KKHI
- Kaunakakai, Hawaii; United States;
- Broadcast area: Maui
- Frequency: 95.9 MHz

Programming
- Format: Christian Contemporary
- Network: K-Love

Ownership
- Owner: Educational Media Foundation

History
- Former call signs: KMKK-FM (2006–2015); KNIT (2015–2016);
- Former frequencies: 102.3 MHz (2007–2016)

Technical information
- Licensing authority: FCC
- Facility ID: 164280
- Class: C1
- ERP: 19,000 watts
- HAAT: 513 meters (1,683 ft)
- Transmitter coordinates: 20°50′30″N 156°53′54″W﻿ / ﻿20.84167°N 156.89833°W

Links
- Public license information: Public file; LMS;

= KKHI (FM) =

KKHI (95.9 FM) is a radio station broadcasting the K-Love Christian Contemporary format, licensed to Kaunakakai, Hawaii, United States. Its original call sign of KMKK-FM was licensed in April 2006. It changed its call sign to KNIT on April 24, 2015, and again to the current KKHI on January 26, 2016. The big signal of KKHI broadcasts Christian Contemporary music from Molokai to Maui. The station is owned by Educational Media Foundation.

Records supplied.
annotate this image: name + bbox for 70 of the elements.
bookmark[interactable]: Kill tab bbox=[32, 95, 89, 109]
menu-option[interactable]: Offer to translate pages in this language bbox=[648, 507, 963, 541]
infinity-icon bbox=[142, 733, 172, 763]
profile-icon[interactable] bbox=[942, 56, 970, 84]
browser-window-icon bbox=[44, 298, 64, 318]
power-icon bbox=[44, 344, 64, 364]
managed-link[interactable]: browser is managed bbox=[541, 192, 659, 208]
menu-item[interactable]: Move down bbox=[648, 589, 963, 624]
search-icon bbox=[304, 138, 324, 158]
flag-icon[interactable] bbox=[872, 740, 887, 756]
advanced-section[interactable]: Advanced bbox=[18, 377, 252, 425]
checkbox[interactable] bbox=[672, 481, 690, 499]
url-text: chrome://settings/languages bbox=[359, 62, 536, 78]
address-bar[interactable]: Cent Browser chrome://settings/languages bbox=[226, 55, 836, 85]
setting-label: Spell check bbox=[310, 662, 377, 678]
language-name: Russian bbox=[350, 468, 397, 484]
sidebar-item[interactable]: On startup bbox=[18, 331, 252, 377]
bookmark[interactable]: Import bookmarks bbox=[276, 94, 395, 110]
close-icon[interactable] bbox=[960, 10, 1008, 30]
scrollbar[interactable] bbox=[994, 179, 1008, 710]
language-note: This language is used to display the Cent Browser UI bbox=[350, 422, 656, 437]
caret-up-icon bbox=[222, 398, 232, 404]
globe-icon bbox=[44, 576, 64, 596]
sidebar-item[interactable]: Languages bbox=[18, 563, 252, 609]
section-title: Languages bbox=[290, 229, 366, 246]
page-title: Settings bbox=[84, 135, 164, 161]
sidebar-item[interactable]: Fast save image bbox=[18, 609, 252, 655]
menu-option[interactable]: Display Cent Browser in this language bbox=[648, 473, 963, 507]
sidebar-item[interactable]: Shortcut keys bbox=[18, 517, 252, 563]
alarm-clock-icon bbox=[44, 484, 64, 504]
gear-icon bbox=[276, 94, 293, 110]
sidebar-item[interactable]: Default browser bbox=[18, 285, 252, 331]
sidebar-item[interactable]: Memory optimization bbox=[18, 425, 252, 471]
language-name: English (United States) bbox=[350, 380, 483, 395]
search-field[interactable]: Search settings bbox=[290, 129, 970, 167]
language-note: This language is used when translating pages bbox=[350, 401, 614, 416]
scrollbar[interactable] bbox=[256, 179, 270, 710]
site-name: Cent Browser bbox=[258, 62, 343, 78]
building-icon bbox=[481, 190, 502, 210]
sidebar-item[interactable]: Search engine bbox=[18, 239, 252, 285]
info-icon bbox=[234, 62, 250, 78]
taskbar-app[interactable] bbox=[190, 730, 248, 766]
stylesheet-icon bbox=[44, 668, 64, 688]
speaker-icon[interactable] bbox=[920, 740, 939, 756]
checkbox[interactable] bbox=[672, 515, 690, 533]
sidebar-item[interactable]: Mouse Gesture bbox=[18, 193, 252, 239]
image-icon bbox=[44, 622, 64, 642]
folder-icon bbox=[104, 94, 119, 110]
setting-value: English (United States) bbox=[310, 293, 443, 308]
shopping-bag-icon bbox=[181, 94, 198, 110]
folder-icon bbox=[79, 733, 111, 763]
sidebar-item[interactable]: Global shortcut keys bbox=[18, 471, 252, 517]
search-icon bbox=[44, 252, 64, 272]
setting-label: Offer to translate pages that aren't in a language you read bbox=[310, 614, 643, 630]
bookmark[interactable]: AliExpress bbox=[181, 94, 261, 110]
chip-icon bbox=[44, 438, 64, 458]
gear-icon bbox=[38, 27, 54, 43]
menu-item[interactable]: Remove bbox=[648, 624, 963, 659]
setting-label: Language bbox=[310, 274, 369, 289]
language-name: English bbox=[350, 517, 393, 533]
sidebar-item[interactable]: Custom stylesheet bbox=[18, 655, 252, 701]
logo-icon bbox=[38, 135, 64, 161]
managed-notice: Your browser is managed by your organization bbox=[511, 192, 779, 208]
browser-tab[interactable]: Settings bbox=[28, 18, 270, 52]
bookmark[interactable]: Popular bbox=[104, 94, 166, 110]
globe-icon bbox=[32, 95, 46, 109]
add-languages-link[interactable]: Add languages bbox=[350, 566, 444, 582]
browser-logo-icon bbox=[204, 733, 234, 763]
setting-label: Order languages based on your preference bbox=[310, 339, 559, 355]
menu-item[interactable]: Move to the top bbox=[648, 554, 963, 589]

Exercise. Summarize the text on KKHI (FM) in two sentences.

Result below. KKHI (95.9 FM) is a radio station licensed to Kaunakakai, Hawaii, that broadcasts the K-Love Christian Contemporary format from Molokai to Maui and is owned by Educational Media Foundation. Its original call sign, KMKK-FM, was licensed in April 2006, and it changed to KNIT on April 24, 2015, and then to KKHI on January 26, 2016.